Given request: Find the string "nakładać" in the records. Copy every line it appears in.

Data for processing:

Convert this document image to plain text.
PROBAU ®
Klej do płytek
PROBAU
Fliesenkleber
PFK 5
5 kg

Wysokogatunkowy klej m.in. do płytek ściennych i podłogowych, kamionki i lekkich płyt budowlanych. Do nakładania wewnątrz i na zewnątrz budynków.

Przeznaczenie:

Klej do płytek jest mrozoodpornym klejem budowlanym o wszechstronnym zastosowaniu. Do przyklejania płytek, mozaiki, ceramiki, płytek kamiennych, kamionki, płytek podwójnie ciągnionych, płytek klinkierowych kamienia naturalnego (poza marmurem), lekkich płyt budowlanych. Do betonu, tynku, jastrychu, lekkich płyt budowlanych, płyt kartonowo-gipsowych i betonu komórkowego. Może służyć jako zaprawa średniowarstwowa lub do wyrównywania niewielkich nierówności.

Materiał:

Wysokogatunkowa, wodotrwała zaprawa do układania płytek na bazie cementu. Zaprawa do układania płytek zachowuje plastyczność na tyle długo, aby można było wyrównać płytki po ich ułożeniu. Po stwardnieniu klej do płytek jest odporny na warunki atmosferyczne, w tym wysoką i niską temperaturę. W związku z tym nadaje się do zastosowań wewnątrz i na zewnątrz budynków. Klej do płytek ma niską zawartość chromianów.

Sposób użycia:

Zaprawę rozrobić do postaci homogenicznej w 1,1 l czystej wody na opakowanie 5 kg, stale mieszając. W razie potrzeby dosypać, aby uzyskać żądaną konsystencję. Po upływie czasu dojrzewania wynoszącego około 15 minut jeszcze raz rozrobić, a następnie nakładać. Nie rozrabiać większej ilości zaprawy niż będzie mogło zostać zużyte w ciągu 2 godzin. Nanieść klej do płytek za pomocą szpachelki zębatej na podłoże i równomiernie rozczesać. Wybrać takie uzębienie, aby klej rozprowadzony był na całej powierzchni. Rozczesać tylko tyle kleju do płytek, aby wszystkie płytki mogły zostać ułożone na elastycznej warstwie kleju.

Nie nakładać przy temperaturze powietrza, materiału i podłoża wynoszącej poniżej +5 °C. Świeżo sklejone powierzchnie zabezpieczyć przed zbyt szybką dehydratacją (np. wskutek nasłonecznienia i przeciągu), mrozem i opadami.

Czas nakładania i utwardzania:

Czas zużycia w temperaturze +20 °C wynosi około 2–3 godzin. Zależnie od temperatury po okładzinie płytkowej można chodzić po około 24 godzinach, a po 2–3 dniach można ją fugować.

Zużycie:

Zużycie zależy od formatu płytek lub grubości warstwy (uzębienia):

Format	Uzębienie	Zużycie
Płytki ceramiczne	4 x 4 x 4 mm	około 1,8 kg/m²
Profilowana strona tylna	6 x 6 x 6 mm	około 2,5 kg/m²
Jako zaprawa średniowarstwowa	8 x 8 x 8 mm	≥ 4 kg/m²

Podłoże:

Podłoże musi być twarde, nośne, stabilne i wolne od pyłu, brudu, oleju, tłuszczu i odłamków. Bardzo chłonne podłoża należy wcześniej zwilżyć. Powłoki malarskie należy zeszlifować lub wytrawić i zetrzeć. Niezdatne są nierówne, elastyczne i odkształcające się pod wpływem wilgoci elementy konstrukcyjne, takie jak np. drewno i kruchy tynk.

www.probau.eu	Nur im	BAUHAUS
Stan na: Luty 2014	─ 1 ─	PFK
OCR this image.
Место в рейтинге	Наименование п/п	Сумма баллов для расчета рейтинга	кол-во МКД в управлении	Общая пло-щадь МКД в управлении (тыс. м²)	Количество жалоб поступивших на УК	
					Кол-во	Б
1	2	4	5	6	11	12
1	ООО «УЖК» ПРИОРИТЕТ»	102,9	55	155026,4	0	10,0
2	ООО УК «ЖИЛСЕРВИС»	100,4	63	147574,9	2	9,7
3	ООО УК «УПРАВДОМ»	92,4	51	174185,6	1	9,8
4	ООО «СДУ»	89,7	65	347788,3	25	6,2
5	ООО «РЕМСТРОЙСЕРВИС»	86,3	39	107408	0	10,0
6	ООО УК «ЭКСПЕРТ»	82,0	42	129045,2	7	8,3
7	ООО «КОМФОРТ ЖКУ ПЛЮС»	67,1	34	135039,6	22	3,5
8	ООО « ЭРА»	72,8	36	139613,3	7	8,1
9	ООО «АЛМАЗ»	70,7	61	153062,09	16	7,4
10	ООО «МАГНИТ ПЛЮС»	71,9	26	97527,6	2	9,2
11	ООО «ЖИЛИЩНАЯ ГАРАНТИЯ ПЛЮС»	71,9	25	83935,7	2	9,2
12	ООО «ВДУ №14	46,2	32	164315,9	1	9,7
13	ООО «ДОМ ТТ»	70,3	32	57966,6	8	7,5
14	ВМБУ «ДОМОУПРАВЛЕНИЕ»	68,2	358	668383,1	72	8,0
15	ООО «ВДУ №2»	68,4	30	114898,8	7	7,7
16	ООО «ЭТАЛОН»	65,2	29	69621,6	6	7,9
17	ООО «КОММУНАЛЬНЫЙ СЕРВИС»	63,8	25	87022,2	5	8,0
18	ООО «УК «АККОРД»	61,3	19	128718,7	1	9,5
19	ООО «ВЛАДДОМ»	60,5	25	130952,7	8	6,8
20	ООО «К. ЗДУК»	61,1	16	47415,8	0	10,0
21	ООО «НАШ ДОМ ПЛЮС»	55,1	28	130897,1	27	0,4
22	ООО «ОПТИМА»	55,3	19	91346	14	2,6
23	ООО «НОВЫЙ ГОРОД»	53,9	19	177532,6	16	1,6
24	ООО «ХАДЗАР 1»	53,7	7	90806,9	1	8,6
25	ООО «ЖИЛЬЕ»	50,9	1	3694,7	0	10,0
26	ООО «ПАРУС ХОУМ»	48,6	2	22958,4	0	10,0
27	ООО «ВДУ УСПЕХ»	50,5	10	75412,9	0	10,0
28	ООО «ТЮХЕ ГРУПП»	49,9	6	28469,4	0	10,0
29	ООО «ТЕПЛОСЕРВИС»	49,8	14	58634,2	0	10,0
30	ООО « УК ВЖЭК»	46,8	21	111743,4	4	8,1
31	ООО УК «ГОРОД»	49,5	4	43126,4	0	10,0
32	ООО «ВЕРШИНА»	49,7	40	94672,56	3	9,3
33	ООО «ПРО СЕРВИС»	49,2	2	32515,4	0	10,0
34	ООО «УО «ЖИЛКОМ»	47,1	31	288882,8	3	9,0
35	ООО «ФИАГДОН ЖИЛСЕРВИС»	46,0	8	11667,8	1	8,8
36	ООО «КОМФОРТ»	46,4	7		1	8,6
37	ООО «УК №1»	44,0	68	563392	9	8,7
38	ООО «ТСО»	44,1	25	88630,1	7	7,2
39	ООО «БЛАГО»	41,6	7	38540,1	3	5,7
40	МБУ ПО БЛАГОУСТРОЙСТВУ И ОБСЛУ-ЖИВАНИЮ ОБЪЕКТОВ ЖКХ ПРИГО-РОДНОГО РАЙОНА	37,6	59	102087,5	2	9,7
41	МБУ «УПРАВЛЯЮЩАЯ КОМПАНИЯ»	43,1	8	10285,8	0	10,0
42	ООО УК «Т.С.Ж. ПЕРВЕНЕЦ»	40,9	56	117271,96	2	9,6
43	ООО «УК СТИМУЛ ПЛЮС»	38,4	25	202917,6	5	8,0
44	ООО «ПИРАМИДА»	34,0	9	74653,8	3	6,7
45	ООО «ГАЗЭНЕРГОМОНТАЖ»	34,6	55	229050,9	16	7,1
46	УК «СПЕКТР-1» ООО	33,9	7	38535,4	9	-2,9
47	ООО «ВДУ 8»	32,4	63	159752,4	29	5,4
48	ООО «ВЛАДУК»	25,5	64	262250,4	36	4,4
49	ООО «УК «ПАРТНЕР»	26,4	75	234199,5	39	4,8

Finished exercise:
Zaprawę rozrobić do postaci homogenicznej w 1,1 l czystej wody na opakowanie 5 kg, stale mieszając. W razie potrzeby dosypać, aby uzyskać żądaną konsystencję. Po upływie czasu dojrzewania wynoszącego około 15 minut jeszcze raz rozrobić, a następnie nakładać. Nie rozrabiać większej ilości zaprawy niż będzie mogło zostać zużyte w ciągu 2 godzin. Nanieść klej do płytek za pomocą szpachelki zębatej na podłoże i równomiernie rozczesać. Wybrać takie uzębienie, aby klej rozprowadzony był na całej powierzchni. Rozczesać tylko tyle kleju do płytek, aby wszystkie płytki mogły zostać ułożone na elastycznej warstwie kleju.
Nie nakładać przy temperaturze powietrza, materiału i podłoża wynoszącej poniżej +5 °C. Świeżo sklejone powierzchnie zabezpieczyć przed zbyt szybką dehydratacją (np. wskutek nasłonecznienia i przeciągu), mrozem i opadami.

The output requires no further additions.